## REQUIREMENT:
Reproduce word for word the passage of the Fiesta Bowl piece from "Actually, this was" up to and including "at The Farm.".

## DOCUMENT EXCERPT:

I actually know only one person who attended Stanford, and as I watched the second half of the Fiesta Bowl at 8 a.m. UAE time, I was thinking of his (and other Stanford fans) suffering.
Frankie, my condolences. I feel your pain.
Fourth-ranked Stanford contrived to lose to third-ranked Oklahoma State, 41-38, in overtime, in a Fiesta Bowl game the Cardinal never trailed until it was over. Stanford absolutely should have won, and I was thinking of how ticked off and shattered and dispirited I would be, were I a Stanford fan, to lose “our” biggest bowl game since the 1971 Rose Bowl. Which was only 41 years ago.
It was about some horrendous coaching, a great quarterback under-utilized in crunch time, some poorly timed penalties and, marginally, about a child kicker who will serve as the official goat of the game, which is just wrong.
Actually, this was about a bad coach not using the greatest quarterback in a generation, moral cowardice in his settling for a field-goal attempt on the last play of regulation, and Jim Harbaugh leaving Stanford one year ahead of what probably would have been a national championship at The Farm.
I confess I did not know that David Shaw was the coach at Stanford. Hey, I live on the other side of the world. But not knowing David Shaw? I am not alone.
Do a google search for “David Shaw wikipedia” … and the first result will be a list of famous David Shaws in history.
The Stanford coach is not among them.
Type in “Stanford football coach” and the first result is “Jim Harbaugh.”
Ah, yes.

## DATA SHOWN:
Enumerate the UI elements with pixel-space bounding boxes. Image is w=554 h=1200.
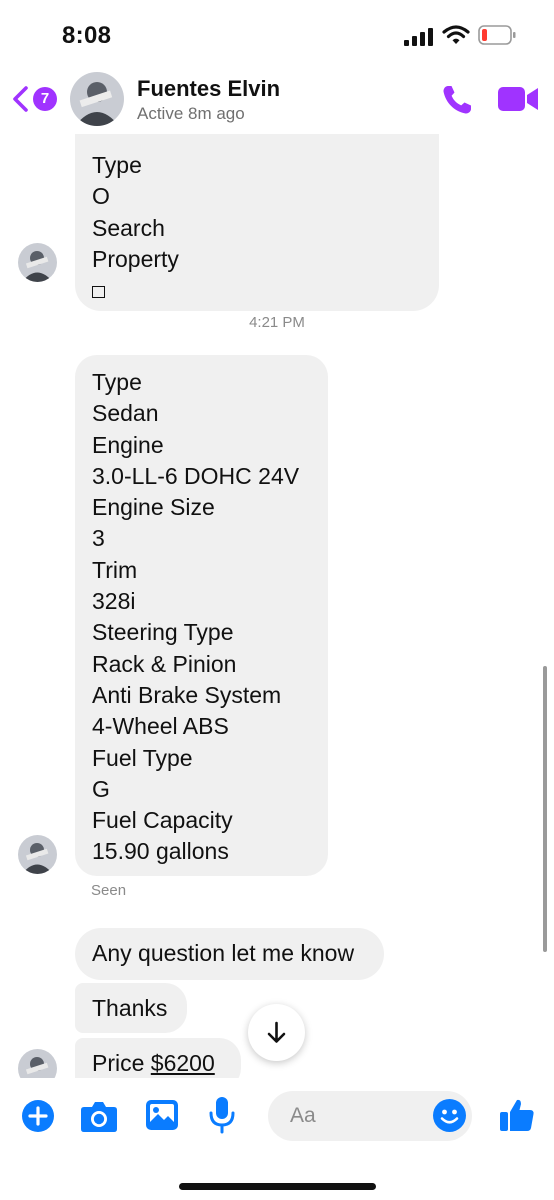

## RESPONSE BELOW:
Actually, this was about a bad coach not using the greatest quarterback in a generation, moral cowardice in his settling for a field-goal attempt on the last play of regulation, and Jim Harbaugh leaving Stanford one year ahead of what probably would have been a national championship at The Farm.